▶ Kaynak metin:
========================================================================
Kurumsallaşamamış yapıların sorumluluk alanları içerisinde bulunan millet (kültürel) ve coğrafik reflekslerin etkisi, sistemi oluşturan kimliğin şekillenmesinde itici güç olmaktadır…
Halbuki;
Evrensel kurallar-kavramlar ve ilişki biçimleri sayesinde kimlik kazanmış sistemlerin kurguladığı yaşama alanları ve ülkeler, üst düzey ahlaki değerleri takip etmek durumunda kalmaktadırlar.
“Nedir bu ‘üst düzey ahlaki değerler’ bilen var mıdır?” diye sormak bugün elzem olmuştur artık.
Sebebine gelirsek;
Kendilerini “en medeni” olarak tanımlayan toplumlar ve o toplumların devlet yapıları, çıkarları ve menfaatleri söz konusu olduğunda, tarihin görebileceği en barbar ve kural tanımazları olabiliyorlar.
Konumuzun başlığında dediğimiz gibi “Birinci Dünya Savaşı bitmedi” kavramını, şöyle bir geri çekilip, hayatın akışını gözlemlediğimizde, tüm çıplaklığı ile görebileceğimizi ve yaşanılan tüm sancıların ise hala aynı coğrafyaları kapsadığına şahitlik edilecektir.
Önceki makalelerde özellikle vurgusu yapılmaya gayret edilen İngiliz Milletler Topluluğu’nun, Arapları (körfez ve krallıklarını) da kendi bünyesine katarak dünya dengelerini sarsma ve enerji sahalarını her türlü kandırma, kışkırtma ve katliamlar ile kendi çıkarları doğrultusunda kullanmak üzere çok ince kurgu ve planlar yaptığını, aynı zamanda Batı Dünyası’nı dahi ciddi şekilde aldattığının emareleri artık net bir şekilde su yüzüne çıkmaktadır.
Maymun gözünü açtı artık!..
========================================================================
▶ Verilen liste:
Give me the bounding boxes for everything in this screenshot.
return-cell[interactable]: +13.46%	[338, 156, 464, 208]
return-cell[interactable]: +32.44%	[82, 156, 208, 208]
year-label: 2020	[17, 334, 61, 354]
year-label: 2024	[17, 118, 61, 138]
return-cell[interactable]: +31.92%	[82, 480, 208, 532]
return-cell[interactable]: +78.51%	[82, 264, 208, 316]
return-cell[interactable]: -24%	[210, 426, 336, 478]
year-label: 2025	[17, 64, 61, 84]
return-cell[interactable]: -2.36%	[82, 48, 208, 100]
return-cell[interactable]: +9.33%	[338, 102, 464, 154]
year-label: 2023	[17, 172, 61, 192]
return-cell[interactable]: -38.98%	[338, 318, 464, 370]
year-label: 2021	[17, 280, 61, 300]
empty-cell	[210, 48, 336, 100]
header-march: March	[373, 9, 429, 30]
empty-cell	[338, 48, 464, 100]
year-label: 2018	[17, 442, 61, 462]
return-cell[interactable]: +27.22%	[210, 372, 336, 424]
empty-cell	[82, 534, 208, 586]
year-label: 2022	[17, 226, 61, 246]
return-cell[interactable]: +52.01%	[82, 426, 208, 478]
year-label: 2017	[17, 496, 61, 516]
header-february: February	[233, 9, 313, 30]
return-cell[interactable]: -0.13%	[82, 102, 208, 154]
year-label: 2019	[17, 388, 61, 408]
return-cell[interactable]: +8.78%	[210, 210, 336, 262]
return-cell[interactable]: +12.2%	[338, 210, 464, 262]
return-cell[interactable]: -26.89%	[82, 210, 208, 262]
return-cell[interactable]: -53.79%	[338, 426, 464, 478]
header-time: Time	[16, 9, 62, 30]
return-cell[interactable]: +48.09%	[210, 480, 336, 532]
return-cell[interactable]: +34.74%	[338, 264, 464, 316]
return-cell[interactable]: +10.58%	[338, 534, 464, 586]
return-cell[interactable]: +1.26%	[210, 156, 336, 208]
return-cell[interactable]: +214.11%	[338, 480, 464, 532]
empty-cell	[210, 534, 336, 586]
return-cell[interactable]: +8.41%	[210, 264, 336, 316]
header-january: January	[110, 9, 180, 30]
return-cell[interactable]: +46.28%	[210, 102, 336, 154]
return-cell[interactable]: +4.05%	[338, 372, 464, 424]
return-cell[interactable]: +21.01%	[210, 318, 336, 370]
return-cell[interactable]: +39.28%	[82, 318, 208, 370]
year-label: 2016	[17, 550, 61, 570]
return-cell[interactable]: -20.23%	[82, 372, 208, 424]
========================================================================
Birinci Dünya Savaşı'nın bitmediğini savunan yazıdan "Sebebine gelirsek;" ile başlayıp "kapsadığına şahitlik edilecektir." ile biten bölümü hiç değiştirmeden alıntılayın.

▶ Görevin sonucu:
Sebebine gelirsek;
Kendilerini “en medeni” olarak tanımlayan toplumlar ve o toplumların devlet yapıları, çıkarları ve menfaatleri söz konusu olduğunda, tarihin görebileceği en barbar ve kural tanımazları olabiliyorlar.
Konumuzun başlığında dediğimiz gibi “Birinci Dünya Savaşı bitmedi” kavramını, şöyle bir geri çekilip, hayatın akışını gözlemlediğimizde, tüm çıplaklığı ile görebileceğimizi ve yaşanılan tüm sancıların ise hala aynı coğrafyaları kapsadığına şahitlik edilecektir.